▶ _What to produce_:
Copy every item below line for line, character for character. Leave the pictures out of your copy.

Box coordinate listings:
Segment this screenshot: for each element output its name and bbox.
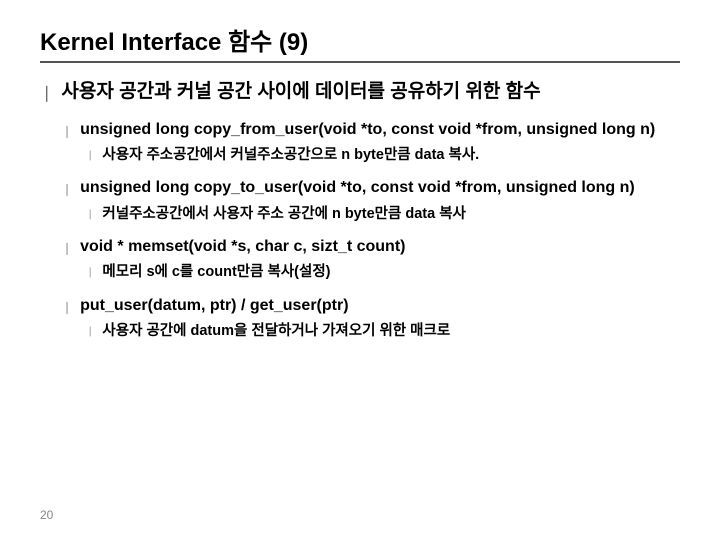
func-desc: 메모리 s에 c를 count만큼 복사(설정) xyxy=(102,262,330,282)
sub-list: ❘ unsigned long copy_from_user(void *to,… xyxy=(62,119,680,342)
bullet-icon: ❘ xyxy=(86,267,94,278)
slide-title: Kernel Interface 함수 (9) xyxy=(40,22,680,63)
bullet-icon: ❘ xyxy=(62,182,72,196)
func-signature: unsigned long copy_to_user(void *to, con… xyxy=(80,177,635,199)
bullet-icon: ❘ xyxy=(86,209,94,220)
list-item: ❘ unsigned long copy_from_user(void *to,… xyxy=(62,119,680,166)
main-bullet: ❘ 사용자 공간과 커널 공간 사이에 데이터를 공유하기 위한 함수 xyxy=(40,79,680,105)
main-text: 사용자 공간과 커널 공간 사이에 데이터를 공유하기 위한 함수 xyxy=(61,79,540,105)
bullet-icon: ❘ xyxy=(40,83,53,105)
bullet-icon: ❘ xyxy=(86,150,94,161)
list-item: ❘ put_user(datum, ptr) / get_user(ptr) ❘… xyxy=(62,295,680,342)
func-desc: 사용자 주소공간에서 커널주소공간으로 n byte만큼 data 복사. xyxy=(102,145,479,165)
page-number: 20 xyxy=(40,508,53,522)
bullet-icon: ❘ xyxy=(62,124,72,138)
list-item: ❘ unsigned long copy_to_user(void *to, c… xyxy=(62,177,680,224)
func-signature: unsigned long copy_from_user(void *to, c… xyxy=(80,119,655,141)
bullet-icon: ❘ xyxy=(62,300,72,314)
bullet-icon: ❘ xyxy=(86,326,94,337)
func-desc: 사용자 공간에 datum을 전달하거나 가져오기 위한 매크로 xyxy=(102,321,450,341)
bullet-icon: ❘ xyxy=(62,241,72,255)
func-desc: 커널주소공간에서 사용자 주소 공간에 n byte만큼 data 복사 xyxy=(102,204,465,224)
func-signature: void * memset(void *s, char c, sizt_t co… xyxy=(80,236,405,258)
list-item: ❘ void * memset(void *s, char c, sizt_t … xyxy=(62,236,680,283)
func-signature: put_user(datum, ptr) / get_user(ptr) xyxy=(80,295,348,317)
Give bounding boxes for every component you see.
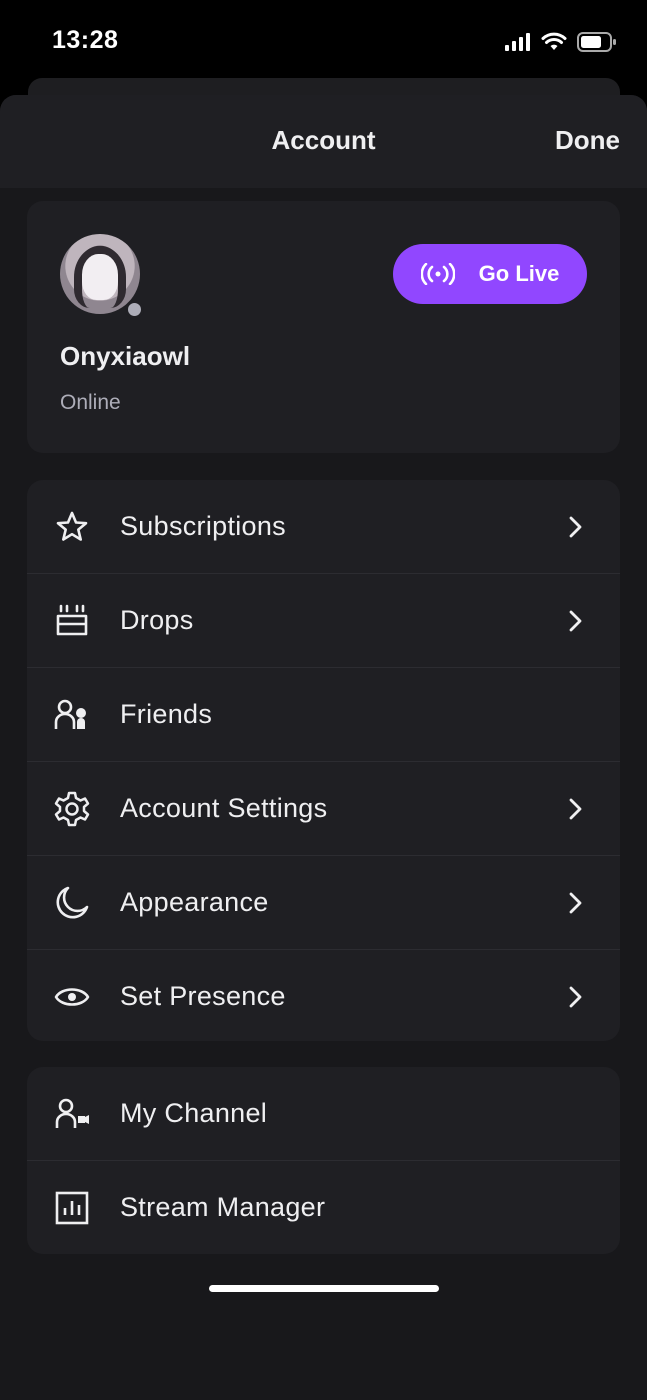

▶ _Answer below_:
Segment this screenshot: for each element output its name and bbox.
func-desc: 메모리 s에 c를 count만큼 복사(설정) xyxy=(102,262,330,282)
sub-list: ❘ unsigned long copy_from_user(void *to,… xyxy=(62,119,680,342)
bullet-icon: ❘ xyxy=(86,267,94,278)
slide-title: Kernel Interface 함수 (9) xyxy=(40,22,680,63)
bullet-icon: ❘ xyxy=(62,182,72,196)
func-signature: unsigned long copy_to_user(void *to, con… xyxy=(80,177,635,199)
bullet-icon: ❘ xyxy=(86,209,94,220)
list-item: ❘ unsigned long copy_from_user(void *to,… xyxy=(62,119,680,166)
main-bullet: ❘ 사용자 공간과 커널 공간 사이에 데이터를 공유하기 위한 함수 xyxy=(40,79,680,105)
main-text: 사용자 공간과 커널 공간 사이에 데이터를 공유하기 위한 함수 xyxy=(61,79,540,105)
bullet-icon: ❘ xyxy=(40,83,53,105)
bullet-icon: ❘ xyxy=(86,150,94,161)
list-item: ❘ put_user(datum, ptr) / get_user(ptr) ❘… xyxy=(62,295,680,342)
func-desc: 사용자 주소공간에서 커널주소공간으로 n byte만큼 data 복사. xyxy=(102,145,479,165)
page-number: 20 xyxy=(40,508,53,522)
bullet-icon: ❘ xyxy=(62,124,72,138)
list-item: ❘ unsigned long copy_to_user(void *to, c… xyxy=(62,177,680,224)
func-signature: unsigned long copy_from_user(void *to, c… xyxy=(80,119,655,141)
bullet-icon: ❘ xyxy=(62,300,72,314)
bullet-icon: ❘ xyxy=(86,326,94,337)
func-desc: 사용자 공간에 datum을 전달하거나 가져오기 위한 매크로 xyxy=(102,321,450,341)
bullet-icon: ❘ xyxy=(62,241,72,255)
func-desc: 커널주소공간에서 사용자 주소 공간에 n byte만큼 data 복사 xyxy=(102,204,465,224)
func-signature: void * memset(void *s, char c, sizt_t co… xyxy=(80,236,405,258)
list-item: ❘ void * memset(void *s, char c, sizt_t … xyxy=(62,236,680,283)
func-signature: put_user(datum, ptr) / get_user(ptr) xyxy=(80,295,348,317)
Give bounding boxes for every component you see.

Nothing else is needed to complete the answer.